- _RECORDS FOR THE TASK_:
==========
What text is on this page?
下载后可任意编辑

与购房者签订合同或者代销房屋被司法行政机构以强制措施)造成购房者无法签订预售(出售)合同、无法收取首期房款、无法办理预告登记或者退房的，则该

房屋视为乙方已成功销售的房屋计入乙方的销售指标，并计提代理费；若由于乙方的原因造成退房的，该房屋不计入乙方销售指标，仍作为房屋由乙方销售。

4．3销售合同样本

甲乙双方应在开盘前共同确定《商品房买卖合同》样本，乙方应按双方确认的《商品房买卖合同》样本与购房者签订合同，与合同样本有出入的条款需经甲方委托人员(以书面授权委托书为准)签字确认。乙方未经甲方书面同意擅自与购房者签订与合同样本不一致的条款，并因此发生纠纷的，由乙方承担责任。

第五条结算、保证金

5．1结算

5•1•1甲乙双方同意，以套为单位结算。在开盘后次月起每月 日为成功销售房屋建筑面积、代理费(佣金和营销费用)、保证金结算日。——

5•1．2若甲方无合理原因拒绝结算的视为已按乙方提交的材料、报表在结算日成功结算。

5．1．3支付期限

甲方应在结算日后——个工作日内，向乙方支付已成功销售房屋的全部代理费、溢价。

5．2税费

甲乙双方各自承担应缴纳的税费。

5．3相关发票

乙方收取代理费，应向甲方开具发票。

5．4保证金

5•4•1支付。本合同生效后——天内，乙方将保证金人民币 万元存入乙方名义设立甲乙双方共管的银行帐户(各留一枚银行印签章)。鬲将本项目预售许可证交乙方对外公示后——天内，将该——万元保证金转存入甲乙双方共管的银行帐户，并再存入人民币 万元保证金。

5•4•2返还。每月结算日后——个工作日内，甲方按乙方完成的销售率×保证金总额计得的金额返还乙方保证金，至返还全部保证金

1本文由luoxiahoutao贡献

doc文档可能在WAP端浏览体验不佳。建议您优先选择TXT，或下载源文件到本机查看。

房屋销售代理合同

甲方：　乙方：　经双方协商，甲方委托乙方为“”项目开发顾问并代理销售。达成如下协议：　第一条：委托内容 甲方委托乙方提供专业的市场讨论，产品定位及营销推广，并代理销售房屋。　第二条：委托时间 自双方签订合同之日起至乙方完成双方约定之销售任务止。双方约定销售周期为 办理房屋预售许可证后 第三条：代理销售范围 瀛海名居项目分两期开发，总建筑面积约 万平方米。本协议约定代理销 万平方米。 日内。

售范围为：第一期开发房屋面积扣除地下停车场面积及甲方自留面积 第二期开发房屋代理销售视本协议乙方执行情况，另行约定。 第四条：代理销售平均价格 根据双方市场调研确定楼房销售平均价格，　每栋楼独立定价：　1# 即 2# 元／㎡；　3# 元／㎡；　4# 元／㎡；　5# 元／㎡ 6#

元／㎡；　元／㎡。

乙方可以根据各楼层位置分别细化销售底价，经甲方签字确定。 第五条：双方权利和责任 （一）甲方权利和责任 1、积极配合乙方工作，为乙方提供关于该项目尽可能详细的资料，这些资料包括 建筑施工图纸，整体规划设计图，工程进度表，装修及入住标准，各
==========
- _EXERCISE_: Retype the whole listing above exactly.

- _COMPLETE RESPONSE_:
What text is on this page?
下载后可任意编辑

与购房者签订合同或者代销房屋被司法行政机构以强制措施)造成购房者无法签订预售(出售)合同、无法收取首期房款、无法办理预告登记或者退房的，则该

房屋视为乙方已成功销售的房屋计入乙方的销售指标，并计提代理费；若由于乙方的原因造成退房的，该房屋不计入乙方销售指标，仍作为房屋由乙方销售。

4．3销售合同样本

甲乙双方应在开盘前共同确定《商品房买卖合同》样本，乙方应按双方确认的《商品房买卖合同》样本与购房者签订合同，与合同样本有出入的条款需经甲方委托人员(以书面授权委托书为准)签字确认。乙方未经甲方书面同意擅自与购房者签订与合同样本不一致的条款，并因此发生纠纷的，由乙方承担责任。

第五条结算、保证金

5．1结算

5•1•1甲乙双方同意，以套为单位结算。在开盘后次月起每月 日为成功销售房屋建筑面积、代理费(佣金和营销费用)、保证金结算日。——

5•1．2若甲方无合理原因拒绝结算的视为已按乙方提交的材料、报表在结算日成功结算。

5．1．3支付期限

甲方应在结算日后——个工作日内，向乙方支付已成功销售房屋的全部代理费、溢价。

5．2税费

甲乙双方各自承担应缴纳的税费。

5．3相关发票

乙方收取代理费，应向甲方开具发票。

5．4保证金

5•4•1支付。本合同生效后——天内，乙方将保证金人民币 万元存入乙方名义设立甲乙双方共管的银行帐户(各留一枚银行印签章)。鬲将本项目预售许可证交乙方对外公示后——天内，将该——万元保证金转存入甲乙双方共管的银行帐户，并再存入人民币 万元保证金。

5•4•2返还。每月结算日后——个工作日内，甲方按乙方完成的销售率×保证金总额计得的金额返还乙方保证金，至返还全部保证金

1本文由luoxiahoutao贡献

doc文档可能在WAP端浏览体验不佳。建议您优先选择TXT，或下载源文件到本机查看。

房屋销售代理合同

甲方：　乙方：　经双方协商，甲方委托乙方为“”项目开发顾问并代理销售。达成如下协议：　第一条：委托内容 甲方委托乙方提供专业的市场讨论，产品定位及营销推广，并代理销售房屋。　第二条：委托时间 自双方签订合同之日起至乙方完成双方约定之销售任务止。双方约定销售周期为 办理房屋预售许可证后 第三条：代理销售范围 瀛海名居项目分两期开发，总建筑面积约 万平方米。本协议约定代理销 万平方米。 日内。

售范围为：第一期开发房屋面积扣除地下停车场面积及甲方自留面积 第二期开发房屋代理销售视本协议乙方执行情况，另行约定。 第四条：代理销售平均价格 根据双方市场调研确定楼房销售平均价格，　每栋楼独立定价：　1# 即 2# 元／㎡；　3# 元／㎡；　4# 元／㎡；　5# 元／㎡ 6#

元／㎡；　元／㎡。

乙方可以根据各楼层位置分别细化销售底价，经甲方签字确定。 第五条：双方权利和责任 （一）甲方权利和责任 1、积极配合乙方工作，为乙方提供关于该项目尽可能详细的资料，这些资料包括 建筑施工图纸，整体规划设计图，工程进度表，装修及入住标准，各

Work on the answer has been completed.